▶ **GIVEN REQUEST**
Every line that holds the string "легкость" is to be identified and copied.

Items from a dataset

## begin

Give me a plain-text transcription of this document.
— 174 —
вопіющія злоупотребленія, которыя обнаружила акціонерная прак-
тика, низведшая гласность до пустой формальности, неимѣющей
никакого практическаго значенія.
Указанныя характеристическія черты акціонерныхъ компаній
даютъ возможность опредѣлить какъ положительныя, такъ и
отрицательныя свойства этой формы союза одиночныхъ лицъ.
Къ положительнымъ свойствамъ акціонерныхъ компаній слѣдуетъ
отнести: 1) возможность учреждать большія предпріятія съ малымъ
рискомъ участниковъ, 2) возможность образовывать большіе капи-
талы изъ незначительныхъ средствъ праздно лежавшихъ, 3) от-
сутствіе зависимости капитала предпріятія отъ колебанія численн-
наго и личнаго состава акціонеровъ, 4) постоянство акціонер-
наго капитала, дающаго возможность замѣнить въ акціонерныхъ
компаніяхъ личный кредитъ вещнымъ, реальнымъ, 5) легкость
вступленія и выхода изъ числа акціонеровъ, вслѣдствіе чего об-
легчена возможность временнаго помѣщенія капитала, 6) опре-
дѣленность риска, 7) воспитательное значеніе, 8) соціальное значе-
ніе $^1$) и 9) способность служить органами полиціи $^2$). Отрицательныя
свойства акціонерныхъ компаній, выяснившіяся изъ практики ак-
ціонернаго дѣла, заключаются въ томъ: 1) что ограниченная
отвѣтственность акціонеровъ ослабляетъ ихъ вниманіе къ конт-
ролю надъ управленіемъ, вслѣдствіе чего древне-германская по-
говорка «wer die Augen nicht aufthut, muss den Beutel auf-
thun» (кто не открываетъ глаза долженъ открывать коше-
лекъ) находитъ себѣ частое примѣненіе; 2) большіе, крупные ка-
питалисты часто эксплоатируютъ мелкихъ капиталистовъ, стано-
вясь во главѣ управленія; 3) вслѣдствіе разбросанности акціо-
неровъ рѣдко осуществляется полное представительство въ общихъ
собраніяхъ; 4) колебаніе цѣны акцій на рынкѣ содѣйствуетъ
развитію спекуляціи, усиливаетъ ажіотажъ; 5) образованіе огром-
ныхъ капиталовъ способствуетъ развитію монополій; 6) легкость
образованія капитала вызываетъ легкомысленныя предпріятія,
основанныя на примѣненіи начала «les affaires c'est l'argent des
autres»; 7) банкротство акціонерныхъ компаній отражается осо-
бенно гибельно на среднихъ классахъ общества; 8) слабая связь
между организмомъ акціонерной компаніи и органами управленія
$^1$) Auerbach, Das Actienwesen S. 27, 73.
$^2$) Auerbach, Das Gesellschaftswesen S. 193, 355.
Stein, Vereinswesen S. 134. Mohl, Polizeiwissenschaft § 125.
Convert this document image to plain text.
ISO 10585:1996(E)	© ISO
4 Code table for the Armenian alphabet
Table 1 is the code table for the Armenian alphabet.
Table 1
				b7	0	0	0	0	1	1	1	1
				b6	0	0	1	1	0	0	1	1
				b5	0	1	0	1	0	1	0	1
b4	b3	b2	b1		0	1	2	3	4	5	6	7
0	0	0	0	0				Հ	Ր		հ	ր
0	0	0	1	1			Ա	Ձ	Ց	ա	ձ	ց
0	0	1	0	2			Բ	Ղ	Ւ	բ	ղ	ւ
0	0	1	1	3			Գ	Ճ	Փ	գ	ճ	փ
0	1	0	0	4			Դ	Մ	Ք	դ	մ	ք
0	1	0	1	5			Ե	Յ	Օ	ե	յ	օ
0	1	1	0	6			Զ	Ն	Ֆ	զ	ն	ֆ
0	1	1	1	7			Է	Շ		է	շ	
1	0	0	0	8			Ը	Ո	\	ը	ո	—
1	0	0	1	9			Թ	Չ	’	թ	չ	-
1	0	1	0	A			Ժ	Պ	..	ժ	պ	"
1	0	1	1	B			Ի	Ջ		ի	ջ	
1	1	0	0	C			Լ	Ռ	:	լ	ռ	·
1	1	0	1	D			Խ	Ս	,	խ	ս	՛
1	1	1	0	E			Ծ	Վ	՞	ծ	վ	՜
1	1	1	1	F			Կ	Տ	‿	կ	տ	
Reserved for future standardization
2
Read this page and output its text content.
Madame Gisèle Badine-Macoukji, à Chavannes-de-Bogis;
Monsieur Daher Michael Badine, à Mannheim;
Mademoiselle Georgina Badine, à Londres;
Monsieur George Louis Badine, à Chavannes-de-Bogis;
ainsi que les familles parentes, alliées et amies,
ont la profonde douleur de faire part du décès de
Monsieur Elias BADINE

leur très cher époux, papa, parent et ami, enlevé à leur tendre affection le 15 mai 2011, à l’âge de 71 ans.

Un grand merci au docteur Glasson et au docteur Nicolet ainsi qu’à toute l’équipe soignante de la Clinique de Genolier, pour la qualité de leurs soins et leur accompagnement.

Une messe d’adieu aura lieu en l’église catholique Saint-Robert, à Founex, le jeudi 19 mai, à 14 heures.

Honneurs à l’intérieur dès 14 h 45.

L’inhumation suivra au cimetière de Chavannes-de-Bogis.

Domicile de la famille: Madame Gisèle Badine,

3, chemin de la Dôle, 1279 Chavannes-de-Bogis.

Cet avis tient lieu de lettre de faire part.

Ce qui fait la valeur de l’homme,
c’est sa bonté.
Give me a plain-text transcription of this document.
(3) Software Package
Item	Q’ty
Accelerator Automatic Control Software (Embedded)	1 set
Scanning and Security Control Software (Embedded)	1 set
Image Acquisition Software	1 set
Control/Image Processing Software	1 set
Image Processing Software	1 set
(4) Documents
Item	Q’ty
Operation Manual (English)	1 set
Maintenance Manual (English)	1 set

## end

▶ **RESULT**
компаніяхъ личный кредитъ вещнымъ, реальнымъ, 5) легкость
ныхъ капиталовъ способствуетъ развитію монополій; 6) легкость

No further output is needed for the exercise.